• Records for the exercise:
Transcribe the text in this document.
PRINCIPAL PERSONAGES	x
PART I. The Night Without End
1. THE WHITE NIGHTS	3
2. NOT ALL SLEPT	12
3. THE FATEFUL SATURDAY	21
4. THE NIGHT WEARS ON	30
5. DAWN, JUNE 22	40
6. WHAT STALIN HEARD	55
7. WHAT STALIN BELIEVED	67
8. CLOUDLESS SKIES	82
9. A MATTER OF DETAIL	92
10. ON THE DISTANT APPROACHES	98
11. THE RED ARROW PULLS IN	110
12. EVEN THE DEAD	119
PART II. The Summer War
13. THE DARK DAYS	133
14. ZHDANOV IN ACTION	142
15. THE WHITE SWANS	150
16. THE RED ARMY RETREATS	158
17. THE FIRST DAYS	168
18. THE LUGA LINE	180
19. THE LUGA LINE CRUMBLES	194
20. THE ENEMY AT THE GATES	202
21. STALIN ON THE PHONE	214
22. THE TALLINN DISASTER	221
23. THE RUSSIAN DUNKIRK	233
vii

• Set problem:
Give the count of lines in the records that contain "LUGA", and no other text.

• Task answer:
2